[Saved data entries]
------------

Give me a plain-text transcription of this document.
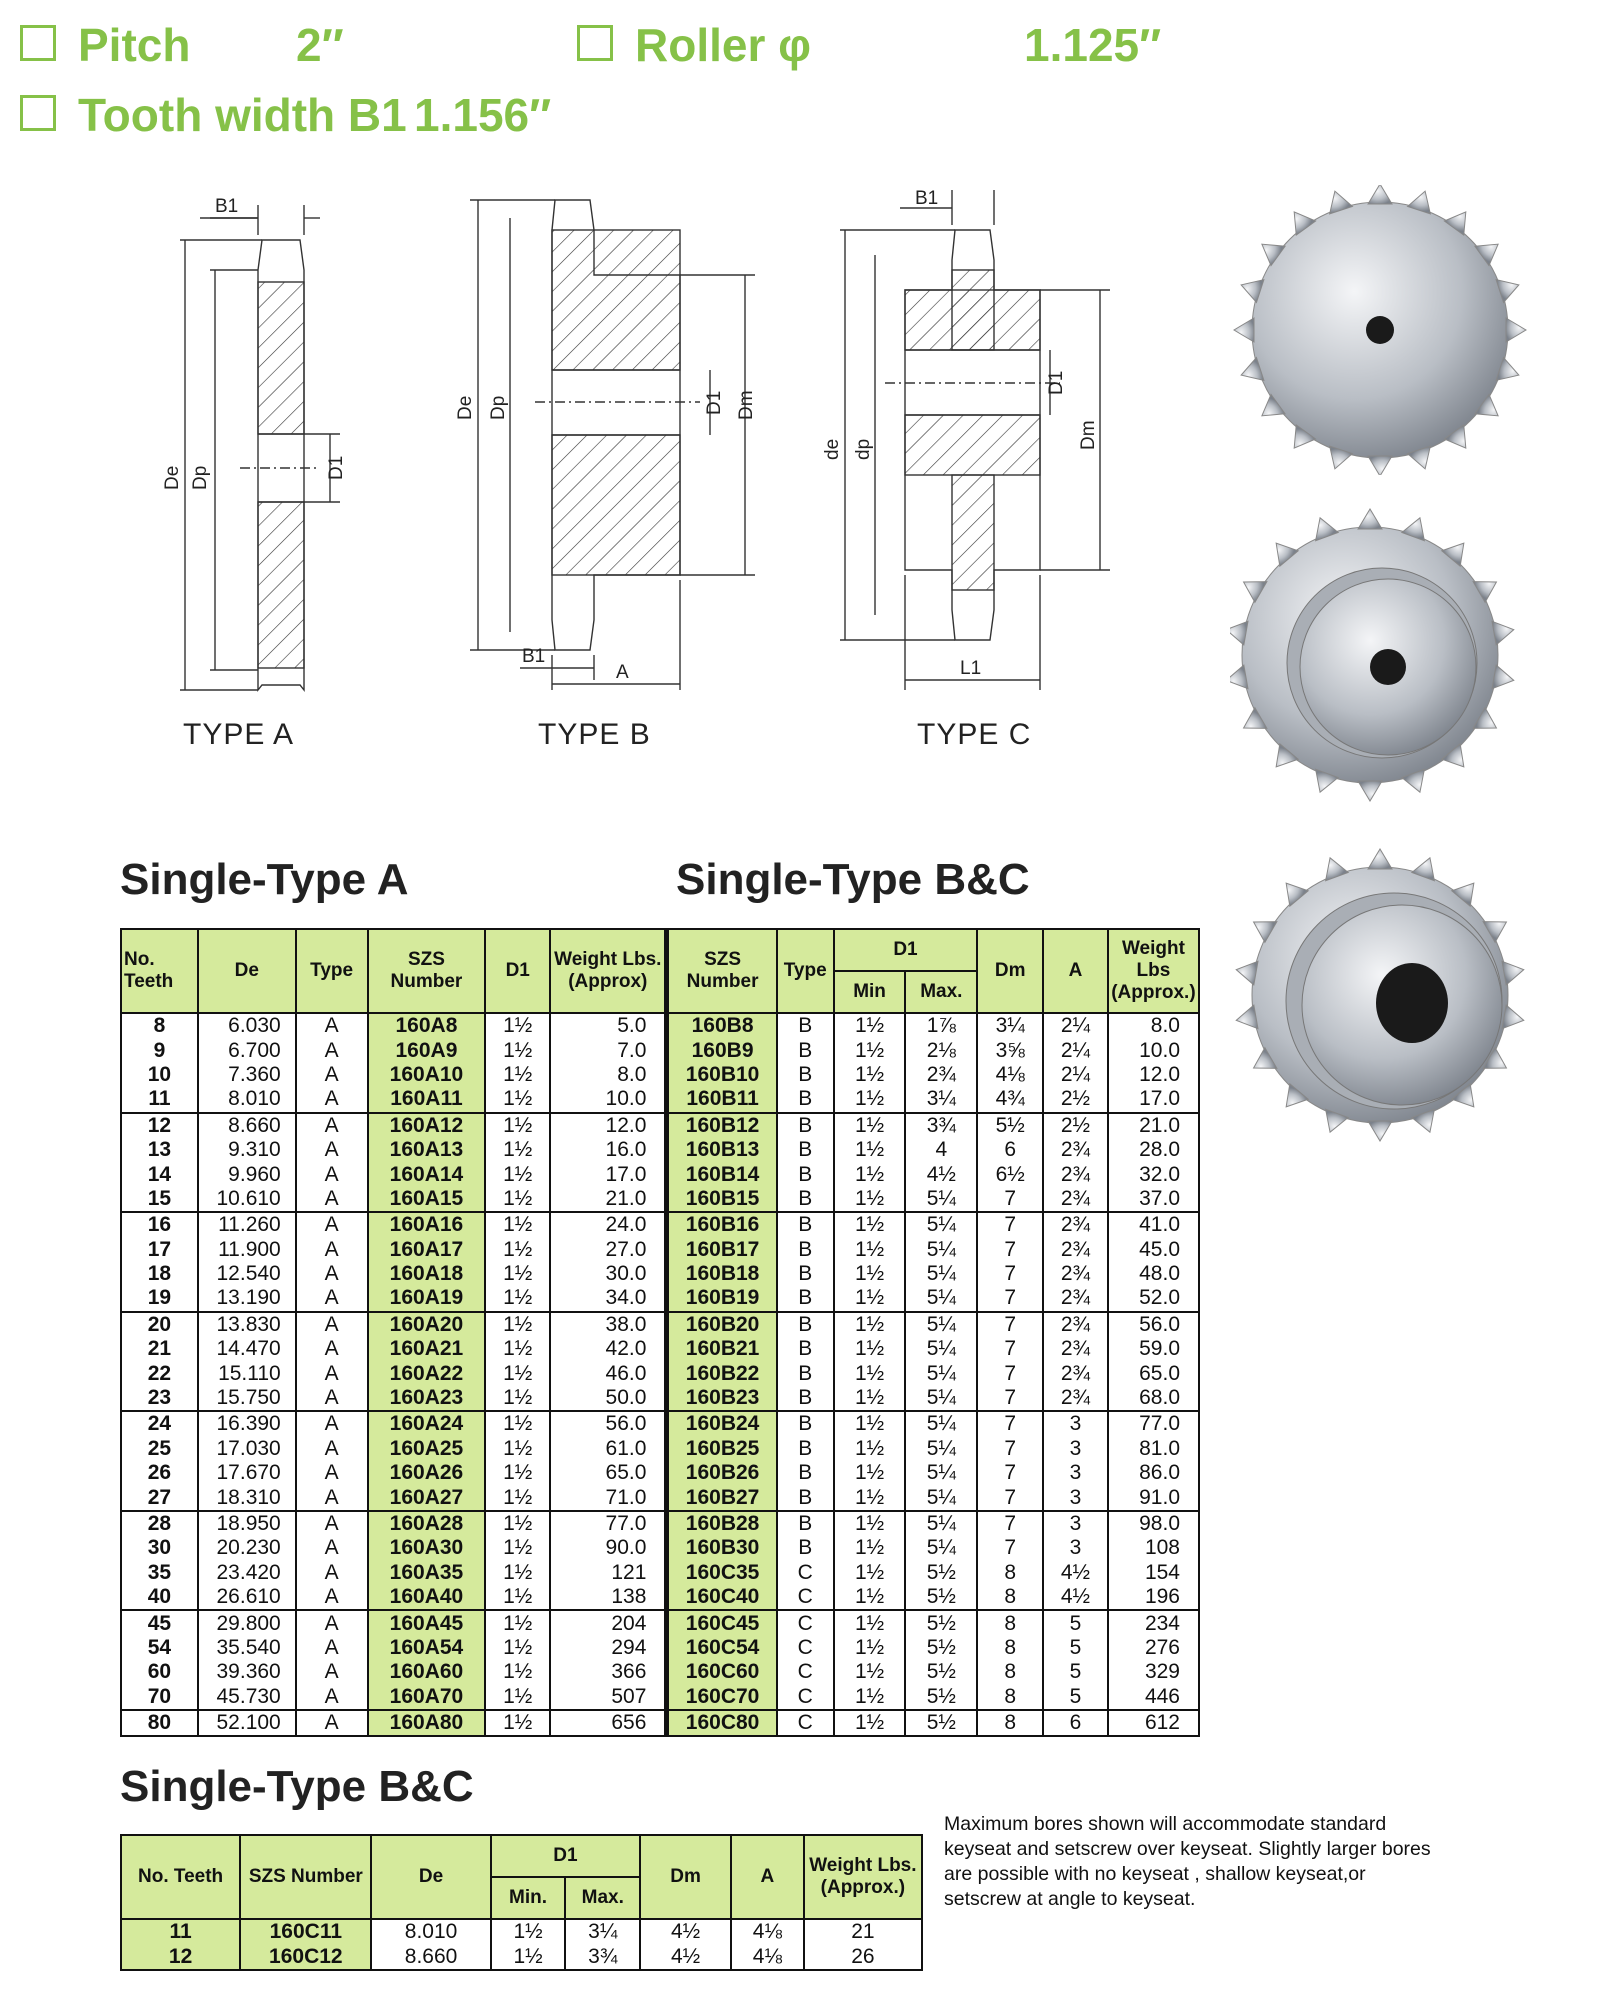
Pitch 2″	Roller φ	1.125″
Tooth width B1 1.156″
B1
De Dp	D1
De Dp	D1 Dm
B1
A
B1
de dp
D1
Dm
L1
TYPE A	TYPE B	TYPE C
Single-Type A	Single-Type B&C
No. Teeth	De	Type	SZS Number	D1	Weight Lbs. (Approx)	SZS Number	Type	D1		Dm	A	Weight Lbs (Approx.)
								Min	Max.			
8	6.030	A	160A8	1½	5.0	160B8	B	1½	1⅞	3¼	2¼	8.0
9	6.700	A	160A9	1½	7.0	160B9	B	1½	2⅛	3⅝	2¼	10.0
10	7.360	A	160A10	1½	8.0	160B10	B	1½	2¾	4⅛	2¼	12.0
11	8.010	A	160A11	1½	10.0	160B11	B	1½	3¼	4¾	2½	17.0
12	8.660	A	160A12	1½	12.0	160B12	B	1½	3¾	5½	2½	21.0
13	9.310	A	160A13	1½	16.0	160B13	B	1½	4	6	2¾	28.0
14	9.960	A	160A14	1½	17.0	160B14	B	1½	4½	6½	2¾	32.0
15	10.610	A	160A15	1½	21.0	160B15	B	1½	5¼	7	2¾	37.0
16	11.260	A	160A16	1½	24.0	160B16	B	1½	5¼	7	2¾	41.0
17	11.900	A	160A17	1½	27.0	160B17	B	1½	5¼	7	2¾	45.0
18	12.540	A	160A18	1½	30.0	160B18	B	1½	5¼	7	2¾	48.0
19	13.190	A	160A19	1½	34.0	160B19	B	1½	5¼	7	2¾	52.0
20	13.830	A	160A20	1½	38.0	160B20	B	1½	5¼	7	2¾	56.0
21	14.470	A	160A21	1½	42.0	160B21	B	1½	5¼	7	2¾	59.0
22	15.110	A	160A22	1½	46.0	160B22	B	1½	5¼	7	2¾	65.0
23	15.750	A	160A23	1½	50.0	160B23	B	1½	5¼	7	2¾	68.0
24	16.390	A	160A24	1½	56.0	160B24	B	1½	5¼	7	3	77.0
25	17.030	A	160A25	1½	61.0	160B25	B	1½	5¼	7	3	81.0
26	17.670	A	160A26	1½	65.0	160B26	B	1½	5¼	7	3	86.0
27	18.310	A	160A27	1½	71.0	160B27	B	1½	5¼	7	3	91.0
28	18.950	A	160A28	1½	77.0	160B28	B	1½	5¼	7	3	98.0
30	20.230	A	160A30	1½	90.0	160B30	B	1½	5¼	7	3	108
35	23.420	A	160A35	1½	121	160C35	C	1½	5½	8	4½	154
40	26.610	A	160A40	1½	138	160C40	C	1½	5½	8	4½	196
45	29.800	A	160A45	1½	204	160C45	C	1½	5½	8	5	234
54	35.540	A	160A54	1½	294	160C54	C	1½	5½	8	5	276
60	39.360	A	160A60	1½	366	160C60	C	1½	5½	8	5	329
70	45.730	A	160A70	1½	507	160C70	C	1½	5½	8	5	446
80	52.100	A	160A80	1½	656	160C80	C	1½	5½	8	6	612
Single-Type B&C
No. Teeth	SZS Number	De	D1		Dm	A	Weight Lbs. (Approx.)
			Min.	Max.			
11	160C11	8.010	1½	3¼	4½	4⅛	21
12	160C12	8.660	1½	3¾	4½	4⅛	26
Maximum bores shown will accommodate standard keyseat and setscrew over keyseat. Slightly larger bores are possible with no keyseat , shallow keyseat,or setscrew at angle to keyseat.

------------

WHAT IS ASKED
Which lines in the data above contain "Single"? Show each one.

TASK SOLUTION
Single-Type A	Single-Type B&C
Single-Type B&C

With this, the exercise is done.